Dataset entries on figures:
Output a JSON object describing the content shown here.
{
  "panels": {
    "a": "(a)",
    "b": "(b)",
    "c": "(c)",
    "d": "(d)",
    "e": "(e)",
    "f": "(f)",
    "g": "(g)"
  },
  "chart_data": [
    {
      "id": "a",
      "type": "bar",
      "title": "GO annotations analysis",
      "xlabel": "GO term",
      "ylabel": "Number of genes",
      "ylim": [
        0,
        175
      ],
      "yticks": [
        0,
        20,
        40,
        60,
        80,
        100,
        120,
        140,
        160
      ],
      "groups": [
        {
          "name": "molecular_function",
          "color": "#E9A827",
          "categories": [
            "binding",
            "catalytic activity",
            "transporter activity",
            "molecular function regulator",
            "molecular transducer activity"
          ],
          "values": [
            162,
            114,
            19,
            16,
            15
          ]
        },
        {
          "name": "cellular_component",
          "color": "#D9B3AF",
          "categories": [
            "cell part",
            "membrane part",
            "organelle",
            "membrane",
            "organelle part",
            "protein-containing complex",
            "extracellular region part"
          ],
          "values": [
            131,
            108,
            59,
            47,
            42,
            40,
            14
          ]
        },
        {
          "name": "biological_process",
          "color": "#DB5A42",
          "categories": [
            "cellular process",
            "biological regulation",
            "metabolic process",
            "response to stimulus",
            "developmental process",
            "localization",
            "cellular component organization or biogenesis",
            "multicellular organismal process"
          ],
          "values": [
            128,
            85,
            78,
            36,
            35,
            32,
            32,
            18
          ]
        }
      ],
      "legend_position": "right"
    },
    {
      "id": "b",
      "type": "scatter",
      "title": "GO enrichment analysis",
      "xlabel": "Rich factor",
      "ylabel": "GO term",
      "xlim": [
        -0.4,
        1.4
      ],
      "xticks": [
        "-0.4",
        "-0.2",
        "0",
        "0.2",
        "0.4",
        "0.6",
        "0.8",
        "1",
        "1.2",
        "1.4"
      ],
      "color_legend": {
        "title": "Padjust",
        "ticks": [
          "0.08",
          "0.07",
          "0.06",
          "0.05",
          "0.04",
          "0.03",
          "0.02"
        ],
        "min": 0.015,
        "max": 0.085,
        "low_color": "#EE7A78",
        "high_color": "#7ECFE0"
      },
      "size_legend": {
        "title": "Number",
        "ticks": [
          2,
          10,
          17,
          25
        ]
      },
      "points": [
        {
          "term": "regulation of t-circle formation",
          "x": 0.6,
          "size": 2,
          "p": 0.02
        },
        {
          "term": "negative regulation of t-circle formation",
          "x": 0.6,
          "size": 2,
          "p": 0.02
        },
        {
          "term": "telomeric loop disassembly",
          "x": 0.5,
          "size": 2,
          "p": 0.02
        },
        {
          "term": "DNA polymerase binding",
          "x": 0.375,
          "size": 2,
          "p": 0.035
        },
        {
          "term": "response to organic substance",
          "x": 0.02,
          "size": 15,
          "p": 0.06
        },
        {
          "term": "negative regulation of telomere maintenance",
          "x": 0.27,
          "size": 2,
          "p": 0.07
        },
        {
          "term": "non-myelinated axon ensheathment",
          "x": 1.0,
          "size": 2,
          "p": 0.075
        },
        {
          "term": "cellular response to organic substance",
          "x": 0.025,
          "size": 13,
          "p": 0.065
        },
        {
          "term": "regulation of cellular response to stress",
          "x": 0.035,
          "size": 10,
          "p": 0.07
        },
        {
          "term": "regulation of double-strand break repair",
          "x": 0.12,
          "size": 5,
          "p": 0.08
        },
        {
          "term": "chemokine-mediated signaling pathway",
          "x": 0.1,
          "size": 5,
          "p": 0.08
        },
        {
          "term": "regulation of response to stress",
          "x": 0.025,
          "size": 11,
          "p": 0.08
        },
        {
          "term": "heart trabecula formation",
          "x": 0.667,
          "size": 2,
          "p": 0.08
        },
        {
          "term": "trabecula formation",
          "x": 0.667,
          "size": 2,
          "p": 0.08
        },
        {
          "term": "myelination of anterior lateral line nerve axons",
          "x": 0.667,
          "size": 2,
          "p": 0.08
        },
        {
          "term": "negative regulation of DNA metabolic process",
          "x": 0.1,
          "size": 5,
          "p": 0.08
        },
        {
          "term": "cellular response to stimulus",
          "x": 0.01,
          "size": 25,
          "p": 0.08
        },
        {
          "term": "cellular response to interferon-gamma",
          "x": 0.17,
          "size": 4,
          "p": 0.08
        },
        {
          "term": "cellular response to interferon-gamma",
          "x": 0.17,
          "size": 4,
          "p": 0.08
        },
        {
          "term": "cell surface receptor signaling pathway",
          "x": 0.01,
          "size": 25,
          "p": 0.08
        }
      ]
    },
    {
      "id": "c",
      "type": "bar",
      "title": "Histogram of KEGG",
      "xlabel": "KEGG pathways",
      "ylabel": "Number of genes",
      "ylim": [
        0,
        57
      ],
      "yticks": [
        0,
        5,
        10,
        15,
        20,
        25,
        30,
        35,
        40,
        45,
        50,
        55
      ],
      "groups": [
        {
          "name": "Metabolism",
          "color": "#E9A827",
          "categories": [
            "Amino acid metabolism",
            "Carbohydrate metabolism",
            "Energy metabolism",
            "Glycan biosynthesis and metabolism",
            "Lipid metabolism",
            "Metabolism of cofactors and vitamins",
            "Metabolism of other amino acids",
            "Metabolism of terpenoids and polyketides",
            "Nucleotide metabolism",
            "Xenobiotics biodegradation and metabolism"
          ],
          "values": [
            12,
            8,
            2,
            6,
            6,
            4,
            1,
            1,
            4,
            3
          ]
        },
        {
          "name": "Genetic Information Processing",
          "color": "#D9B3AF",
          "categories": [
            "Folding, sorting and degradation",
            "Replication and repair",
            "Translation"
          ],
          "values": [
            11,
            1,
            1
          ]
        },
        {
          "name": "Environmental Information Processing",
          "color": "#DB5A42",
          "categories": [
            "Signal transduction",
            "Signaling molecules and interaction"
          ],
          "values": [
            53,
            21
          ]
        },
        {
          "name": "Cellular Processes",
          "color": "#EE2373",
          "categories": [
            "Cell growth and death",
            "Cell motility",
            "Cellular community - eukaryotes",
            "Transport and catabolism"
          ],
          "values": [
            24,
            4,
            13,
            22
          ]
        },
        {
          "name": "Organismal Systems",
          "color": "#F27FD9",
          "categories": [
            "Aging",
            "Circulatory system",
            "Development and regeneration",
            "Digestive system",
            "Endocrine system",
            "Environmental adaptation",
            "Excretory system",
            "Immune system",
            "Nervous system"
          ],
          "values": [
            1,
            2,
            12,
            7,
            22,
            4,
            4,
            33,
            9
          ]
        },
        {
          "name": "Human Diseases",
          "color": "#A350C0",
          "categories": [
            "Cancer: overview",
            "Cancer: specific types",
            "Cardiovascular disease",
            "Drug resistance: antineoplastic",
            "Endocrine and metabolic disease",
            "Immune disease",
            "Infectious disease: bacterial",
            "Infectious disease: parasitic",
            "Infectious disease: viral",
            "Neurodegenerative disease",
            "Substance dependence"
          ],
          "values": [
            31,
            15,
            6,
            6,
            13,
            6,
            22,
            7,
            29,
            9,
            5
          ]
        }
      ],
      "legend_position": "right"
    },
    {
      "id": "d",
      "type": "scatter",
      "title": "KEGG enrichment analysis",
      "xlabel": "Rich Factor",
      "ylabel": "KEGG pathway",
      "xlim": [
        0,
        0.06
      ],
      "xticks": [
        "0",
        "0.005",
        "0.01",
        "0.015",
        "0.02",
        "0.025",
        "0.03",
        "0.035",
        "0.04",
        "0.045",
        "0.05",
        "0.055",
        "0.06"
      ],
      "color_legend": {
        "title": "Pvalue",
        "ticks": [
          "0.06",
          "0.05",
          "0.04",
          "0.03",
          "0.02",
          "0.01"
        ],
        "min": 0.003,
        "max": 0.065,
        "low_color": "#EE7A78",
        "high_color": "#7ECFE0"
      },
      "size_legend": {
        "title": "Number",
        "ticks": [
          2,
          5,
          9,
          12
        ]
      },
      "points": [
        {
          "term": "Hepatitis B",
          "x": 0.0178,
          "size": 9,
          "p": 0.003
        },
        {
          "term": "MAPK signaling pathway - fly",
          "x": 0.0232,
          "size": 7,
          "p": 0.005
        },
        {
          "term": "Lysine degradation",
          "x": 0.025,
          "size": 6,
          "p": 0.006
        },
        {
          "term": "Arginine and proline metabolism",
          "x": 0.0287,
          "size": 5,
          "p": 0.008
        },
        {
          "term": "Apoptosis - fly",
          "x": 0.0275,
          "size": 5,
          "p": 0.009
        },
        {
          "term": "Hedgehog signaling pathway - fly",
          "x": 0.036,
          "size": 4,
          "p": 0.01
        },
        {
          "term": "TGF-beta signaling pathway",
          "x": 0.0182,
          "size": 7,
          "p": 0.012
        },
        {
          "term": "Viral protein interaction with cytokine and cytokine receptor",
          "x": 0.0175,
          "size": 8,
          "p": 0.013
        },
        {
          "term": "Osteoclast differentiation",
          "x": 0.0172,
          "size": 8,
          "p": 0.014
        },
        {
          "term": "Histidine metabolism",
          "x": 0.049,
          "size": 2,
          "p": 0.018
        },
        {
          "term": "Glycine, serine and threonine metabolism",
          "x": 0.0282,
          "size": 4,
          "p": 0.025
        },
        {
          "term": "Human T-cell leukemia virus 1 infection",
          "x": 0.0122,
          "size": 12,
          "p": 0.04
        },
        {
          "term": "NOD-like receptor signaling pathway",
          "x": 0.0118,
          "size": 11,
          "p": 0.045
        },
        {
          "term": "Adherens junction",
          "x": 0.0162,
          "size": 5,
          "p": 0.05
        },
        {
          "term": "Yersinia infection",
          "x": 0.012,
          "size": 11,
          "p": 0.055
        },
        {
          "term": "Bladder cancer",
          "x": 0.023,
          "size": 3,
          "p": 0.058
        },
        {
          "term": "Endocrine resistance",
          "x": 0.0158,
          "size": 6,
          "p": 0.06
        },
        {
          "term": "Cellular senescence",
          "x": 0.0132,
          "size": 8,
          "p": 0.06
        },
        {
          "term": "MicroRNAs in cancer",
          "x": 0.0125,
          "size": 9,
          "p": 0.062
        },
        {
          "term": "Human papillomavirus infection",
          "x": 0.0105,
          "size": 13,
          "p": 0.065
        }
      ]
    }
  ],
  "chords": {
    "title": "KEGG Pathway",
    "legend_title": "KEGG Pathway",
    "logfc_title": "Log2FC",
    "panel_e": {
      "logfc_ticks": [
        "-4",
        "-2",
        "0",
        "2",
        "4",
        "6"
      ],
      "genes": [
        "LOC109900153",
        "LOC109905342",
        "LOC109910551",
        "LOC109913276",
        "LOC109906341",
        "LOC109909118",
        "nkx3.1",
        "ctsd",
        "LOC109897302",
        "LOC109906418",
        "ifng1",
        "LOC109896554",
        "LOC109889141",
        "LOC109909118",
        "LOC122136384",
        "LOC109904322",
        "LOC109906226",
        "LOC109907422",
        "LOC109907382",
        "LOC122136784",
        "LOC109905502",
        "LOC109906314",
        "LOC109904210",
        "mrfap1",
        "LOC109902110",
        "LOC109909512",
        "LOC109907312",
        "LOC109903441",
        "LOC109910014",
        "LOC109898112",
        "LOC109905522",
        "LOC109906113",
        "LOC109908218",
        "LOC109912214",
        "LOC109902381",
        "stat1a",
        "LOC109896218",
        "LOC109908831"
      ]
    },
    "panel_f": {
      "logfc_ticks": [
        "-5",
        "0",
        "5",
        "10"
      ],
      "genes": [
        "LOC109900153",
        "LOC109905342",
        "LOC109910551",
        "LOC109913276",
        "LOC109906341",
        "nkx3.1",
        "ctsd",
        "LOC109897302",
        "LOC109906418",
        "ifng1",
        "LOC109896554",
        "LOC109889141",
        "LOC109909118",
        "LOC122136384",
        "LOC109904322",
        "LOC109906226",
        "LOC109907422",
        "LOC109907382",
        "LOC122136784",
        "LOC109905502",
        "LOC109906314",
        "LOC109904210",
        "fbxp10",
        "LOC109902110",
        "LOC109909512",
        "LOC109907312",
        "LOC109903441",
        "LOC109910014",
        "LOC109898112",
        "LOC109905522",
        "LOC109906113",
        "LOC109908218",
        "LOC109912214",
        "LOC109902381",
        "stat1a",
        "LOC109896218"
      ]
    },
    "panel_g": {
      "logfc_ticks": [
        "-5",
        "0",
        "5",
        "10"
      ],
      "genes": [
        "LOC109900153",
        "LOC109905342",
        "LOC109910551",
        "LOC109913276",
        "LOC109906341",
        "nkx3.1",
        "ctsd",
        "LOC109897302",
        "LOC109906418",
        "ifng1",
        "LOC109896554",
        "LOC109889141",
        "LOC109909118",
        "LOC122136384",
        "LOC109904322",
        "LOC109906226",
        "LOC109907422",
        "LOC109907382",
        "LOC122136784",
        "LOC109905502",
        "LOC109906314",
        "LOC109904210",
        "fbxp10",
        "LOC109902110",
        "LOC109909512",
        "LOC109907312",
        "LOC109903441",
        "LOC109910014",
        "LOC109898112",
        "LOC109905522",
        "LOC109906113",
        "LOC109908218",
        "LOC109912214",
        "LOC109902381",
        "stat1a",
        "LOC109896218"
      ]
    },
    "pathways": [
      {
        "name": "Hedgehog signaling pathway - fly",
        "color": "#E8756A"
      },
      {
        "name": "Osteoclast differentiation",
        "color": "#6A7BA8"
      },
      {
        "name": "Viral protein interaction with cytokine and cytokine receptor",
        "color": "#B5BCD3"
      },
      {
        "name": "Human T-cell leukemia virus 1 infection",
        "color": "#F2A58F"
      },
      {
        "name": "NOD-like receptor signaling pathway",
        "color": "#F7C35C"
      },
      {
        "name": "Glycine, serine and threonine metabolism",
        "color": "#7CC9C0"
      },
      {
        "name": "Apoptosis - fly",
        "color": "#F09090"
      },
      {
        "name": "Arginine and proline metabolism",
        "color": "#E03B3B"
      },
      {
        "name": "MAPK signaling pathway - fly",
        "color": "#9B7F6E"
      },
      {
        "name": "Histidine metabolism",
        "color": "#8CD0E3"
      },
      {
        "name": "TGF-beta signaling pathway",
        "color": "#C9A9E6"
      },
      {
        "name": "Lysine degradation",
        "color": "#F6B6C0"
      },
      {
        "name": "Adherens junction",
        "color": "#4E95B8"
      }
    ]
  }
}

● Task to carry out: The result is a copy of every line above where the word "Adherens" shows up.

● Solution:
          "term": "Adherens junction",
        "name": "Adherens junction",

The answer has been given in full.